--- Start of SOURCE EXCERPT ---

H. Environmental Considerations. Design data should include, as a minimum, the environmental commitments listed in the NEPA compliance document that would affect the design and a brief description of the setting and the resources that would be affected by the proposed visitor center.

The following items should be included:

(1) Cultural (historical, archeological, architectural, and paleontological) resources in the area of the plant.

(2) The need for blending the structure with surroundings. Include reasoning for this suggested handling.

(3) Landscaping and other special environmental requirements.

(4) A brief listing of the area's native and/or commonly used plant materials.

I. Electrical Data. Data listed below will be required to initiate design. The data furnished should be sufficient to permit designers to complete the basic design (single-line diagram) for the visitors’ center. After designs have progressed enough to develop details of electrical system needs, designers will prepare a list of additional data required to complete final design of electrical installation.

(1) Names and telephone numbers of electrical power suppliers and contacts within those organizations.

--- End of SOURCE EXCERPT ---

* [TASK DESCRIPTION]: Can you transcribe the stretch of the visitor center design-data excerpt from "(2) The need" through "of electrical installation."? You won't need the listing.

--- Start of EXCERPTED RECORDS ---

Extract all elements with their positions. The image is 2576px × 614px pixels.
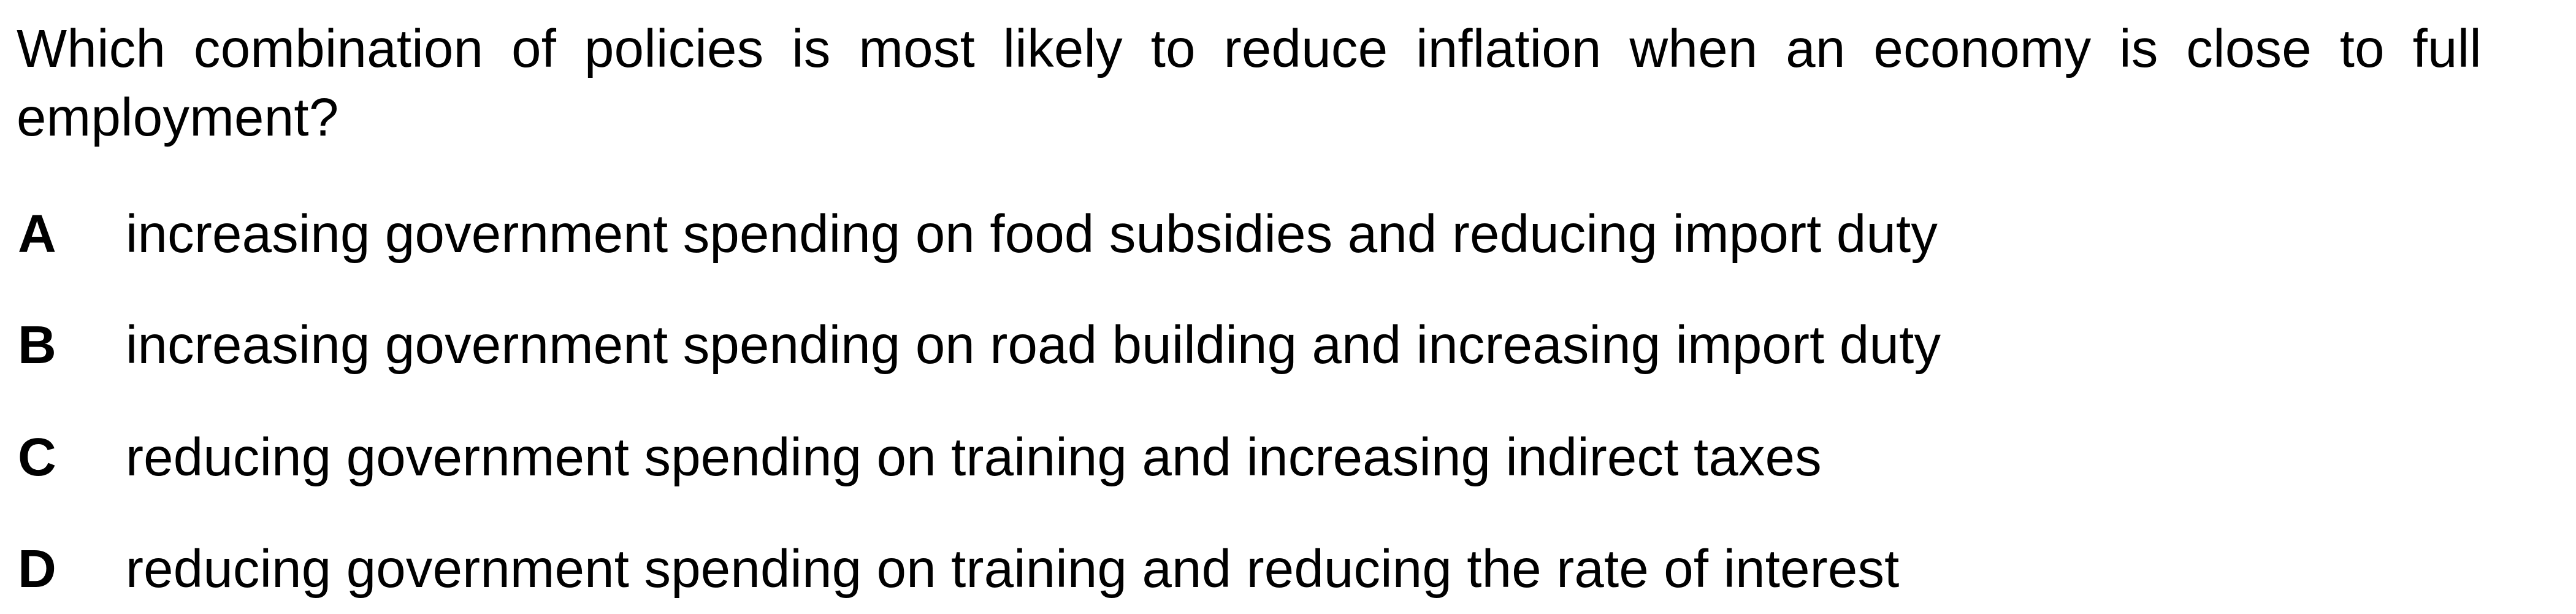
option-letter: D <box>18 539 56 599</box>
option-text: increasing government spending on road b… <box>126 315 1941 375</box>
option-text: reducing government spending on training… <box>126 539 1900 599</box>
option-text: reducing government spending on training… <box>126 428 1822 487</box>
answer-option-b[interactable]: B increasing government spending on road… <box>0 311 2576 380</box>
answer-option-a[interactable]: A increasing government spending on food… <box>0 200 2576 269</box>
option-letter: B <box>18 315 56 375</box>
question-text: Which combination of policies is most li… <box>17 19 2482 147</box>
option-text: increasing government spending on food s… <box>126 204 1938 264</box>
answer-option-d[interactable]: D reducing government spending on traini… <box>0 535 2576 604</box>
option-letter: C <box>18 428 56 487</box>
option-letter: A <box>18 204 56 264</box>
answer-option-c[interactable]: C reducing government spending on traini… <box>0 423 2576 492</box>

--- End of EXCERPTED RECORDS ---

* [ANSWER TO THE PROBLEM]:
(2) The need for blending the structure with surroundings. Include reasoning for this suggested handling.

(3) Landscaping and other special environmental requirements.

(4) A brief listing of the area's native and/or commonly used plant materials.

I. Electrical Data. Data listed below will be required to initiate design. The data furnished should be sufficient to permit designers to complete the basic design (single-line diagram) for the visitors’ center. After designs have progressed enough to develop details of electrical system needs, designers will prepare a list of additional data required to complete final design of electrical installation.